> _STATED PROBLEM_
Below are the records; collect from them each line containing the string "screenshot".

··· MATERIAL PROVIDED ···

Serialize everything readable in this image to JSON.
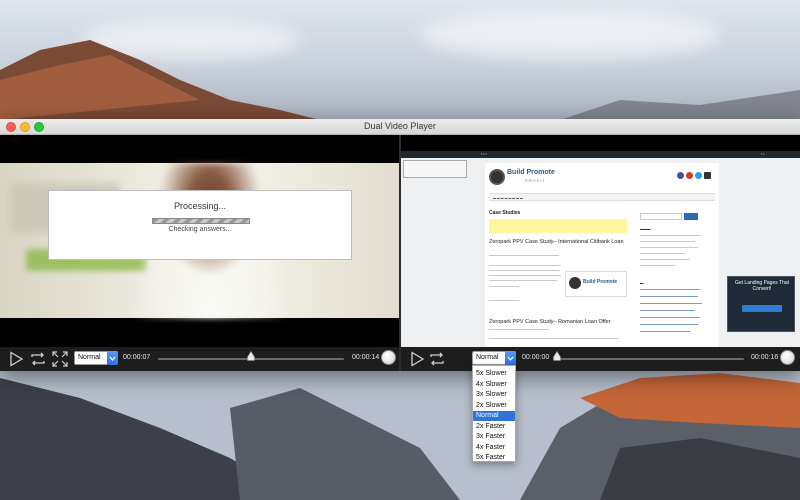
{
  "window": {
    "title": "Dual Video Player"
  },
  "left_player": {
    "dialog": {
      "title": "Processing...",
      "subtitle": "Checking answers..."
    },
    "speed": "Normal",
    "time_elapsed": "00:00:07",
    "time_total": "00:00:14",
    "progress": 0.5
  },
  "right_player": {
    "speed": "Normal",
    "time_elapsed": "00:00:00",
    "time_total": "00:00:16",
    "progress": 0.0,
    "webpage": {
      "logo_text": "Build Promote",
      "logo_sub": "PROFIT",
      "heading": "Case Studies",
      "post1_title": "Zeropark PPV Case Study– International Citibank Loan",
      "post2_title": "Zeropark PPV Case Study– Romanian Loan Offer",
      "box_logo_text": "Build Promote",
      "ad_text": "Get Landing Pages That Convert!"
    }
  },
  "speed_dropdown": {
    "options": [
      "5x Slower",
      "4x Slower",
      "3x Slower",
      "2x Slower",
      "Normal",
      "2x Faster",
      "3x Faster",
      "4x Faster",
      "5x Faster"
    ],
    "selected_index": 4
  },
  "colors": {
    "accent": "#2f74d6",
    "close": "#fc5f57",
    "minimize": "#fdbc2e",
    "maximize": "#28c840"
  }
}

···
··· MATERIAL PROVIDED ···

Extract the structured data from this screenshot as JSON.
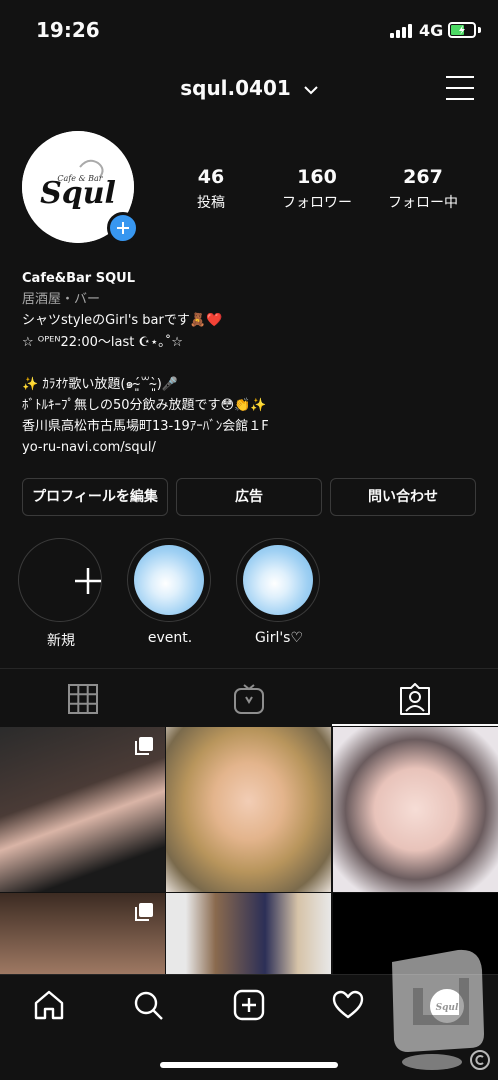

···
··· MATERIAL PROVIDED ···

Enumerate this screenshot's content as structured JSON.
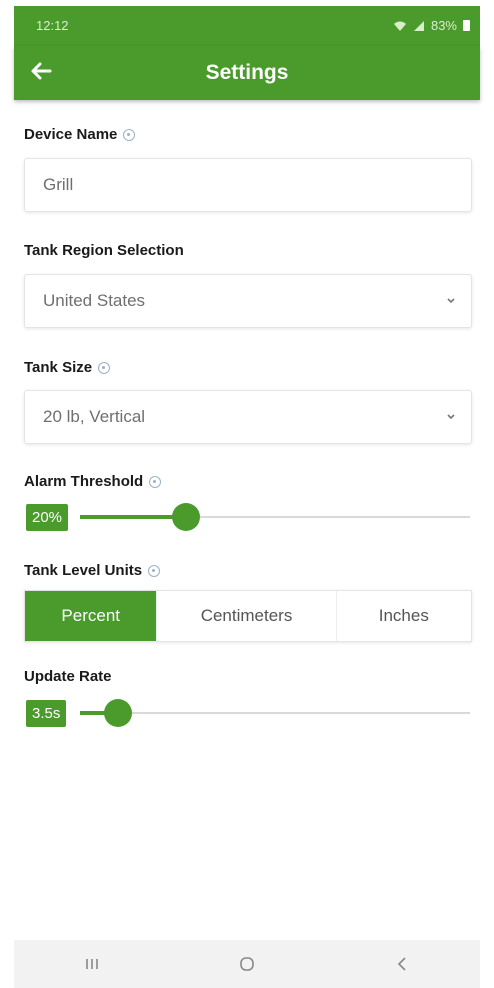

···

> _THE REPLY_
Extract the structured data from this screenshot as JSON.
Enumerate this screenshot's content as structured JSON.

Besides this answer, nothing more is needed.